» Written instruction: Determine how many lines hold "JSON" and give only that number.

Data records
* start *

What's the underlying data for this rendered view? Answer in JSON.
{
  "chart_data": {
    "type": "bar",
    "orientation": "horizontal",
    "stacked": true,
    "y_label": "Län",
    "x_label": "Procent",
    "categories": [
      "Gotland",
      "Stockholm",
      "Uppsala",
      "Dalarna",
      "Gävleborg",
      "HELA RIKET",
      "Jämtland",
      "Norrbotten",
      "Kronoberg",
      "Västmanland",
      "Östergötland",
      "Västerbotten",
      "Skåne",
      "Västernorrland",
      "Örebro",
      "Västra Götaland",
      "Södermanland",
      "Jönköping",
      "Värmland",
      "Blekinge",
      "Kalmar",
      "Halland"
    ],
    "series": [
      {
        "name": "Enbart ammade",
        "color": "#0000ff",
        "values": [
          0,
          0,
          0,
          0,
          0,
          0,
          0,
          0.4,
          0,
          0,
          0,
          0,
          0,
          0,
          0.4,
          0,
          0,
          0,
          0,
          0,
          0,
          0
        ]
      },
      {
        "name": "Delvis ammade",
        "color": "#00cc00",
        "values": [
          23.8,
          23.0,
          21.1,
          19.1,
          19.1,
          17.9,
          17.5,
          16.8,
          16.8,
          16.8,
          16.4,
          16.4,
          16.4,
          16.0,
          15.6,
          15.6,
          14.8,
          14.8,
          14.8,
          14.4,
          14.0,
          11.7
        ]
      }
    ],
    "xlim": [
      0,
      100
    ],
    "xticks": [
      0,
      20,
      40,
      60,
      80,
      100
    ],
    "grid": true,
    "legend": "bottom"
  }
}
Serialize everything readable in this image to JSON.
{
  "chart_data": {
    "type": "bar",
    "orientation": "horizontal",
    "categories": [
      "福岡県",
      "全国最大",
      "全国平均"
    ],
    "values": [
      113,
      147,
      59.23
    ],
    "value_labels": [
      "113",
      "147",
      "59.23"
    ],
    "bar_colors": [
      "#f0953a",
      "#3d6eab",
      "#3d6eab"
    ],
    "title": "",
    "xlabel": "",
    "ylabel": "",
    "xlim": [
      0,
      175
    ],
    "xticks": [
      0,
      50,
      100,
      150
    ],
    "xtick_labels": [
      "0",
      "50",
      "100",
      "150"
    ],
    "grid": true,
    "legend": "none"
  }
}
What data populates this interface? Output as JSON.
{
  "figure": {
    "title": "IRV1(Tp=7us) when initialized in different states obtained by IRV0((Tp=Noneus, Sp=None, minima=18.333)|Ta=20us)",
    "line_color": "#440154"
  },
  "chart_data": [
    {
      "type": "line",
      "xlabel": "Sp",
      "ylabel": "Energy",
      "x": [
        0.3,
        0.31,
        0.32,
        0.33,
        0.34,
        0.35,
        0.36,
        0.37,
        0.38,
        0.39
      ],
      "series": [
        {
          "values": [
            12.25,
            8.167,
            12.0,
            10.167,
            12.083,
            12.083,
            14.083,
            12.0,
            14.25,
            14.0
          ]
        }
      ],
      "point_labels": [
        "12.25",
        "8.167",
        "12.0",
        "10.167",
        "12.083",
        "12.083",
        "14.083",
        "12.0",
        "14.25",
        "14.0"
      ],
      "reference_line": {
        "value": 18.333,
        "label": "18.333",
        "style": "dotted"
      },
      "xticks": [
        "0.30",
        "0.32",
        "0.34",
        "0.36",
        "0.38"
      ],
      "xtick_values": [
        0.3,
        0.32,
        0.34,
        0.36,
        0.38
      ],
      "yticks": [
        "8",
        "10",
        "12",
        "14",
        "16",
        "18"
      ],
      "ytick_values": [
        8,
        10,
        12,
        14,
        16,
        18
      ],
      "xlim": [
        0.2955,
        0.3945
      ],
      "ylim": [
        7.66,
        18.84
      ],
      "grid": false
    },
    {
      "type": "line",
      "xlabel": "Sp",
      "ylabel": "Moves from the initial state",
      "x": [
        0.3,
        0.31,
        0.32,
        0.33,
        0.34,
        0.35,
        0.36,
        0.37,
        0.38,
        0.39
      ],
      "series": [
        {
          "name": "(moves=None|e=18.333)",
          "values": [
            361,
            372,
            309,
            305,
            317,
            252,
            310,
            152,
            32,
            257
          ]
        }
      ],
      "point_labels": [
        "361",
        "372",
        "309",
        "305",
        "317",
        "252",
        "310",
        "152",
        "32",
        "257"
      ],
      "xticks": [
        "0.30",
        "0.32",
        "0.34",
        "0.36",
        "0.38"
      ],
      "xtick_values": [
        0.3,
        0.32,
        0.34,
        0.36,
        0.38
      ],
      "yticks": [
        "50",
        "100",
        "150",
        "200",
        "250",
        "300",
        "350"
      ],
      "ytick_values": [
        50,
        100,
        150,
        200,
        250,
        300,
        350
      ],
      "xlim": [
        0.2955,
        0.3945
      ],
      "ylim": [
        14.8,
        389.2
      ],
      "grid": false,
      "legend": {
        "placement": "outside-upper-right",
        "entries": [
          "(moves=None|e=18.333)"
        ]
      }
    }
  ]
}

* end *

» Result: 3